** Begin Provided material **
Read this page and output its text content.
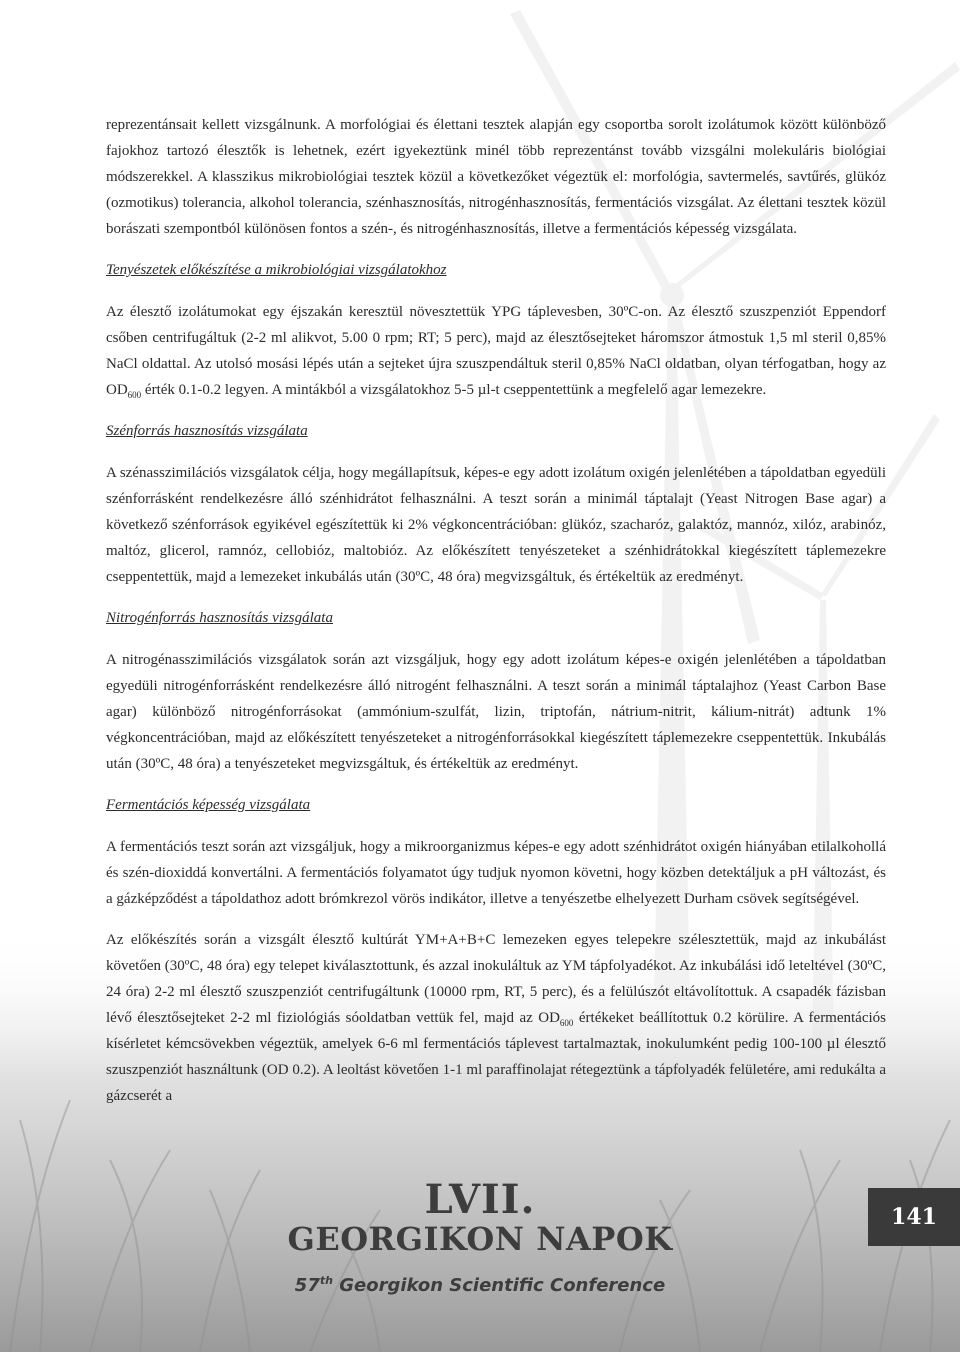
reprezentánsait kellett vizsgálnunk. A morfológiai és élettani tesztek alapján egy csoportba sorolt izolátumok között különböző fajokhoz tartozó élesztők is lehetnek, ezért igyekeztünk minél több reprezentánst tovább vizsgálni molekuláris biológiai módszerekkel. A klasszikus mikrobiológiai tesztek közül a következőket végeztük el: morfológia, savtermelés, savtűrés, glükóz (ozmotikus) tolerancia, alkohol tolerancia, szénhasznosítás, nitrogénhasznosítás, fermentációs vizsgálat. Az élettani tesztek közül borászati szempontból különösen fontos a szén-, és nitrogénhasznosítás, illetve a fermentációs képesség vizsgálata.

Tenyészetek előkészítése a mikrobiológiai vizsgálatokhoz

Az élesztő izolátumokat egy éjszakán keresztül növesztettük YPG táplevesben, 30ºC-on. Az élesztő szuszpenziót Eppendorf csőben centrifugáltuk (2-2 ml alikvot, 5.00 0 rpm; RT; 5 perc), majd az élesztősejteket háromszor átmostuk 1,5 ml steril 0,85% NaCl oldattal. Az utolsó mosási lépés után a sejteket újra szuszpendáltuk steril 0,85% NaCl oldatban, olyan térfogatban, hogy az $OD_{600}$ érték 0.1-0.2 legyen. A mintákból a vizsgálatokhoz 5-5 µl-t cseppentettünk a megfelelő agar lemezekre.

Szénforrás hasznosítás vizsgálata

A szénasszimilációs vizsgálatok célja, hogy megállapítsuk, képes-e egy adott izolátum oxigén jelenlétében a tápoldatban egyedüli szénforrásként rendelkezésre álló szénhidrátot felhasználni. A teszt során a minimál táptalajt (Yeast Nitrogen Base agar) a következő szénforrások egyikével egészítettük ki 2% végkoncentrációban: glükóz, szacharóz, galaktóz, mannóz, xilóz, arabinóz, maltóz, glicerol, ramnóz, cellobióz, maltobióz. Az előkészített tenyészeteket a szénhidrátokkal kiegészített táplemezekre cseppentettük, majd a lemezeket inkubálás után (30ºC, 48 óra) megvizsgáltuk, és értékeltük az eredményt.

Nitrogénforrás hasznosítás vizsgálata

A nitrogénasszimilációs vizsgálatok során azt vizsgáljuk, hogy egy adott izolátum képes-e oxigén jelenlétében a tápoldatban egyedüli nitrogénforrásként rendelkezésre álló nitrogént felhasználni. A teszt során a minimál táptalajhoz (Yeast Carbon Base agar) különböző nitrogénforrásokat (ammónium-szulfát, lizin, triptofán, nátrium-nitrit, kálium-nitrát) adtunk 1% végkoncentrációban, majd az előkészített tenyészeteket a nitrogénforrásokkal kiegészített táplemezekre cseppentettük. Inkubálás után (30ºC, 48 óra) a tenyészeteket megvizsgáltuk, és értékeltük az eredményt.

Fermentációs képesség vizsgálata

A fermentációs teszt során azt vizsgáljuk, hogy a mikroorganizmus képes-e egy adott szénhidrátot oxigén hiányában etilalkohollá és szén-dioxiddá konvertálni. A fermentációs folyamatot úgy tudjuk nyomon követni, hogy közben detektáljuk a pH változást, és a gázképződést a tápoldathoz adott brómkrezol vörös indikátor, illetve a tenyészetbe elhelyezett Durham csövek segítségével.

Az előkészítés során a vizsgált élesztő kultúrát YM+A+B+C lemezeken egyes telepekre szélesztettük, majd az inkubálást követően (30ºC, 48 óra) egy telepet kiválasztottunk, és azzal inokuláltuk az YM tápfolyadékot. Az inkubálási idő leteltével (30ºC, 24 óra) 2-2 ml élesztő szuszpenziót centrifugáltunk (10000 rpm, RT, 5 perc), és a felülúszót eltávolítottuk. A csapadék fázisban lévő élesztősejteket 2-2 ml fiziológiás sóoldatban vettük fel, majd az $OD_{600}$ értékeket beállítottuk 0.2 körülire. A fermentációs kísérletet kémcsövekben végeztük, amelyek 6-6 ml fermentációs táplevest tartalmaztak, inokulumként pedig 100-100 µl élesztő szuszpenziót használtunk (OD 0.2). A leoltást követően 1-1 ml paraffinolajat rétegeztünk a tápfolyadék felületére, ami redukálta a gázcserét a

LVII.
GEORGIKON NAPOK
57th Georgikon Scientific Conference
141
** End Provided material **
Restate the whole listing above exactly, except for its images.

Reply
Read this page and output its text content.
reprezentánsait kellett vizsgálnunk. A morfológiai és élettani tesztek alapján egy csoportba sorolt izolátumok között különböző fajokhoz tartozó élesztők is lehetnek, ezért igyekeztünk minél több reprezentánst tovább vizsgálni molekuláris biológiai módszerekkel. A klasszikus mikrobiológiai tesztek közül a következőket végeztük el: morfológia, savtermelés, savtűrés, glükóz (ozmotikus) tolerancia, alkohol tolerancia, szénhasznosítás, nitrogénhasznosítás, fermentációs vizsgálat. Az élettani tesztek közül borászati szempontból különösen fontos a szén-, és nitrogénhasznosítás, illetve a fermentációs képesség vizsgálata.

Tenyészetek előkészítése a mikrobiológiai vizsgálatokhoz

Az élesztő izolátumokat egy éjszakán keresztül növesztettük YPG táplevesben, 30ºC-on. Az élesztő szuszpenziót Eppendorf csőben centrifugáltuk (2-2 ml alikvot, 5.00 0 rpm; RT; 5 perc), majd az élesztősejteket háromszor átmostuk 1,5 ml steril 0,85% NaCl oldattal. Az utolsó mosási lépés után a sejteket újra szuszpendáltuk steril 0,85% NaCl oldatban, olyan térfogatban, hogy az $OD_{600}$ érték 0.1-0.2 legyen. A mintákból a vizsgálatokhoz 5-5 µl-t cseppentettünk a megfelelő agar lemezekre.

Szénforrás hasznosítás vizsgálata

A szénasszimilációs vizsgálatok célja, hogy megállapítsuk, képes-e egy adott izolátum oxigén jelenlétében a tápoldatban egyedüli szénforrásként rendelkezésre álló szénhidrátot felhasználni. A teszt során a minimál táptalajt (Yeast Nitrogen Base agar) a következő szénforrások egyikével egészítettük ki 2% végkoncentrációban: glükóz, szacharóz, galaktóz, mannóz, xilóz, arabinóz, maltóz, glicerol, ramnóz, cellobióz, maltobióz. Az előkészített tenyészeteket a szénhidrátokkal kiegészített táplemezekre cseppentettük, majd a lemezeket inkubálás után (30ºC, 48 óra) megvizsgáltuk, és értékeltük az eredményt.

Nitrogénforrás hasznosítás vizsgálata

A nitrogénasszimilációs vizsgálatok során azt vizsgáljuk, hogy egy adott izolátum képes-e oxigén jelenlétében a tápoldatban egyedüli nitrogénforrásként rendelkezésre álló nitrogént felhasználni. A teszt során a minimál táptalajhoz (Yeast Carbon Base agar) különböző nitrogénforrásokat (ammónium-szulfát, lizin, triptofán, nátrium-nitrit, kálium-nitrát) adtunk 1% végkoncentrációban, majd az előkészített tenyészeteket a nitrogénforrásokkal kiegészített táplemezekre cseppentettük. Inkubálás után (30ºC, 48 óra) a tenyészeteket megvizsgáltuk, és értékeltük az eredményt.

Fermentációs képesség vizsgálata

A fermentációs teszt során azt vizsgáljuk, hogy a mikroorganizmus képes-e egy adott szénhidrátot oxigén hiányában etilalkohollá és szén-dioxiddá konvertálni. A fermentációs folyamatot úgy tudjuk nyomon követni, hogy közben detektáljuk a pH változást, és a gázképződést a tápoldathoz adott brómkrezol vörös indikátor, illetve a tenyészetbe elhelyezett Durham csövek segítségével.

Az előkészítés során a vizsgált élesztő kultúrát YM+A+B+C lemezeken egyes telepekre szélesztettük, majd az inkubálást követően (30ºC, 48 óra) egy telepet kiválasztottunk, és azzal inokuláltuk az YM tápfolyadékot. Az inkubálási idő leteltével (30ºC, 24 óra) 2-2 ml élesztő szuszpenziót centrifugáltunk (10000 rpm, RT, 5 perc), és a felülúszót eltávolítottuk. A csapadék fázisban lévő élesztősejteket 2-2 ml fiziológiás sóoldatban vettük fel, majd az $OD_{600}$ értékeket beállítottuk 0.2 körülire. A fermentációs kísérletet kémcsövekben végeztük, amelyek 6-6 ml fermentációs táplevest tartalmaztak, inokulumként pedig 100-100 µl élesztő szuszpenziót használtunk (OD 0.2). A leoltást követően 1-1 ml paraffinolajat rétegeztünk a tápfolyadék felületére, ami redukálta a gázcserét a

LVII.
GEORGIKON NAPOK
57th Georgikon Scientific Conference
141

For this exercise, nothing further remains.